[Start of Data shown]
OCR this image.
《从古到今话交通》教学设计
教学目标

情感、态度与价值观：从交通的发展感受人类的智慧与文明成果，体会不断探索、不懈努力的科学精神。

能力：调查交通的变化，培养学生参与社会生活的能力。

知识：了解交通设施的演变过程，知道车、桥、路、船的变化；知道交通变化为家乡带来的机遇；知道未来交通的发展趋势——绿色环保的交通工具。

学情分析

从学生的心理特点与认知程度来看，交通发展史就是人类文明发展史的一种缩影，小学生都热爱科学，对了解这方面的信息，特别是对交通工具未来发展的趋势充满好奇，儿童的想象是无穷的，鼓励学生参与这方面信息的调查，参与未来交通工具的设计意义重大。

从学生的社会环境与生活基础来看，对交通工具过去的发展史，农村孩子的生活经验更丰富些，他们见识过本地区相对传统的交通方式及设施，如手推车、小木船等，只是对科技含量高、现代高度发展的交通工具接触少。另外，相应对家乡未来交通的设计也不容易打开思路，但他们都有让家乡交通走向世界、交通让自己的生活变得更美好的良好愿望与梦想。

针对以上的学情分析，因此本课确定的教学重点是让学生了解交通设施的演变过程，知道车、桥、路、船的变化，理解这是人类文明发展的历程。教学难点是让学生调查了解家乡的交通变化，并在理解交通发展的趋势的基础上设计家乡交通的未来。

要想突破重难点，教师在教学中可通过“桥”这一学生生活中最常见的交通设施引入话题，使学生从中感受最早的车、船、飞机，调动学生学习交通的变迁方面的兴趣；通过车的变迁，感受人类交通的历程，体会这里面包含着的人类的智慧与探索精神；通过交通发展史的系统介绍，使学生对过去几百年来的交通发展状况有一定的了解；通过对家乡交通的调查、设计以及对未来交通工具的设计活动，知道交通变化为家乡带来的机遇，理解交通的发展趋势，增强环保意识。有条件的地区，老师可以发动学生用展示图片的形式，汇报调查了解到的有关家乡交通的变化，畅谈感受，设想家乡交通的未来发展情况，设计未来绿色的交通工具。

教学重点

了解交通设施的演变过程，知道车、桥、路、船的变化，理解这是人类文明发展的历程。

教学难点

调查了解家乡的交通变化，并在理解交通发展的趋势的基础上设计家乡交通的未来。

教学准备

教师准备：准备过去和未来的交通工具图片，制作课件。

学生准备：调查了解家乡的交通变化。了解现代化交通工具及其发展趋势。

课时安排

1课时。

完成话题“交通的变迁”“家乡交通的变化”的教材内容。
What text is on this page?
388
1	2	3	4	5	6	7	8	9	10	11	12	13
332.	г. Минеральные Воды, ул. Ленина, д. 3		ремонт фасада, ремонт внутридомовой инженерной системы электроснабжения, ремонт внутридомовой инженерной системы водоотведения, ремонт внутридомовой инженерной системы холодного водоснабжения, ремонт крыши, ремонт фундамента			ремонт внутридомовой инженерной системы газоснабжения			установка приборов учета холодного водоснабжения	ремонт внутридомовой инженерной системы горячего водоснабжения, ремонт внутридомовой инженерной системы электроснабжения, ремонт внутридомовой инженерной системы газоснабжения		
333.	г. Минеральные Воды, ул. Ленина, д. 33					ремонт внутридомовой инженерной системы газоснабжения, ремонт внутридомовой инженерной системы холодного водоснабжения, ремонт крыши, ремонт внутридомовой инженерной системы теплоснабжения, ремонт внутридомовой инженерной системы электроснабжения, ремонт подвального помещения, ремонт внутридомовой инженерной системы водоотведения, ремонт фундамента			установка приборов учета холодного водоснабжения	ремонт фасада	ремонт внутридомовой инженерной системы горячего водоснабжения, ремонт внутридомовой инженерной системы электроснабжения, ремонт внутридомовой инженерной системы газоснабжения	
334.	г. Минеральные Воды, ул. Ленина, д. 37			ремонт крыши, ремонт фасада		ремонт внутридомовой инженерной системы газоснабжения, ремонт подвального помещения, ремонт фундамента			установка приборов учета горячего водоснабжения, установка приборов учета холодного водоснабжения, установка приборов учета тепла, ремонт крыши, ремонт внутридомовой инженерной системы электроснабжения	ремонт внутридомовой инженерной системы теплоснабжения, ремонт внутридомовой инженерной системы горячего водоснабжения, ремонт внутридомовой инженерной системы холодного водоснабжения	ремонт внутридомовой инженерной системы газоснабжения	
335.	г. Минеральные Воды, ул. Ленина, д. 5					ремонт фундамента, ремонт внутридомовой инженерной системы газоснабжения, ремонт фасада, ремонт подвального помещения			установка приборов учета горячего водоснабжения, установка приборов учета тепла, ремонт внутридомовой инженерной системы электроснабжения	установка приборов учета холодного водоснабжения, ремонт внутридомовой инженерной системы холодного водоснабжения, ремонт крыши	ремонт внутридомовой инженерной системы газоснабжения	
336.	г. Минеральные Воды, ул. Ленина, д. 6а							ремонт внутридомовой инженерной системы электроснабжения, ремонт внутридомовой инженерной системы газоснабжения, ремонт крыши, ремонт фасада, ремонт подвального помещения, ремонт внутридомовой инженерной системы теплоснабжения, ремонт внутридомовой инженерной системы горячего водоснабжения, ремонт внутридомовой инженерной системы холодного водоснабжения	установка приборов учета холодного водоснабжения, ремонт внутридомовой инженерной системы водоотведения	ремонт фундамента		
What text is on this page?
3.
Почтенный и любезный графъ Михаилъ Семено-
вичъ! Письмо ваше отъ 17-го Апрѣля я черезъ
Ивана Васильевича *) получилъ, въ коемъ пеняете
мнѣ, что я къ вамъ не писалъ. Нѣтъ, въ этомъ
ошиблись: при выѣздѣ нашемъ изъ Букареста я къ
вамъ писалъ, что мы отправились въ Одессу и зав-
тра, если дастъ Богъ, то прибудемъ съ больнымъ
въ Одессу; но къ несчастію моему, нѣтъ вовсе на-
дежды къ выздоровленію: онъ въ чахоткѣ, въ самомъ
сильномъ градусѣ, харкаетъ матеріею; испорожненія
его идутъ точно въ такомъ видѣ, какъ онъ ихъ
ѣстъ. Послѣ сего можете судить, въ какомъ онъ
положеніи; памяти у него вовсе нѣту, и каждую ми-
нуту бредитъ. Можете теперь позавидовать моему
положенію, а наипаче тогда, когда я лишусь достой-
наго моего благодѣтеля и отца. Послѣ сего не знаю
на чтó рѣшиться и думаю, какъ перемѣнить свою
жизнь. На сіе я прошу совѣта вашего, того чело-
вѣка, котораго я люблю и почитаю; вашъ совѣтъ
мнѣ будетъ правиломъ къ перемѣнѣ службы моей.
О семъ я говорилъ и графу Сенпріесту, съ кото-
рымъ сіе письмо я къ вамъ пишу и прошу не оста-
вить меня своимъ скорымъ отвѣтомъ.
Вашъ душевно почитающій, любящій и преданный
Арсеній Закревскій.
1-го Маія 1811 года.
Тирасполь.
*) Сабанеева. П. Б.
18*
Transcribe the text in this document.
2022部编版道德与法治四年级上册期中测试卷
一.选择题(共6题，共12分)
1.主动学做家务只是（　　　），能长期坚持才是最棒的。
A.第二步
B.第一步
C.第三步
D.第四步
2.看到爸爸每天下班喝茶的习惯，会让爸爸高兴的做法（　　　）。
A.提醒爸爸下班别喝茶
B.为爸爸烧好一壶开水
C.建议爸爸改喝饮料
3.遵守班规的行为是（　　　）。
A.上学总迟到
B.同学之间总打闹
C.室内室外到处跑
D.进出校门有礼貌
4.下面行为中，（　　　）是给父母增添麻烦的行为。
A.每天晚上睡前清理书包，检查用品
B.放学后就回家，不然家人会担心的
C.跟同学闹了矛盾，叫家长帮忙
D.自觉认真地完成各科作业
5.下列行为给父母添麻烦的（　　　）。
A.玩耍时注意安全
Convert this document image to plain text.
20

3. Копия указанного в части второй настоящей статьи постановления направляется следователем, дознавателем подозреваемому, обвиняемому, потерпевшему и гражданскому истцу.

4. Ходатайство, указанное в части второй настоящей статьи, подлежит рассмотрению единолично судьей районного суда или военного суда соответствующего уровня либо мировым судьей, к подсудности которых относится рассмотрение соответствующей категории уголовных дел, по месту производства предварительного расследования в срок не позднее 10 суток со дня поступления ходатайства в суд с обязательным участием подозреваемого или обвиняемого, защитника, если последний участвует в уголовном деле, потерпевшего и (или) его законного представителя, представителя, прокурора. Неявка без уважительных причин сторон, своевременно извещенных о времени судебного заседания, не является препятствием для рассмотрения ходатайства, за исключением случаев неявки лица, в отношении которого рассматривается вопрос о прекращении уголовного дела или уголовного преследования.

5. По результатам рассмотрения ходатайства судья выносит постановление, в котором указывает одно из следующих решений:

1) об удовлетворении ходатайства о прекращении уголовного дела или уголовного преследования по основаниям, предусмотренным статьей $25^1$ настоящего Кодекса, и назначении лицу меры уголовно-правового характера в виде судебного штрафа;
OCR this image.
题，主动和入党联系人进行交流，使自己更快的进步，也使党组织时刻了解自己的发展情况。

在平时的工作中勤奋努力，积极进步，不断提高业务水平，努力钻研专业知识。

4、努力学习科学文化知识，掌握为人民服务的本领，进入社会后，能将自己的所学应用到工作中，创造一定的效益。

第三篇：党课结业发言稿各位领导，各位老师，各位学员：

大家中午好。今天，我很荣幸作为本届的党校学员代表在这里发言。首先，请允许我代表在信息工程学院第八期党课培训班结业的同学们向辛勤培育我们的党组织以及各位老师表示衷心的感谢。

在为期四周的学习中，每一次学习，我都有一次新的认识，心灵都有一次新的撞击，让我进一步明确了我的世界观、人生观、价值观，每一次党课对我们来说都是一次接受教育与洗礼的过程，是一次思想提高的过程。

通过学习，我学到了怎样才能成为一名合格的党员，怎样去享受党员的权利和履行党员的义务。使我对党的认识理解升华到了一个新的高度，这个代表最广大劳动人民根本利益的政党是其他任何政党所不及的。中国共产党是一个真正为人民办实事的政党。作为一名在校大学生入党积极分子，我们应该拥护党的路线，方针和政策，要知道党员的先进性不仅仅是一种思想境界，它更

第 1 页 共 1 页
[End of Data shown]
• **Exercise directions**
Within the listing above, find every line containing the string "document" and return it.

• **Solution**
Transcribe the text in this document.
Convert this document image to plain text.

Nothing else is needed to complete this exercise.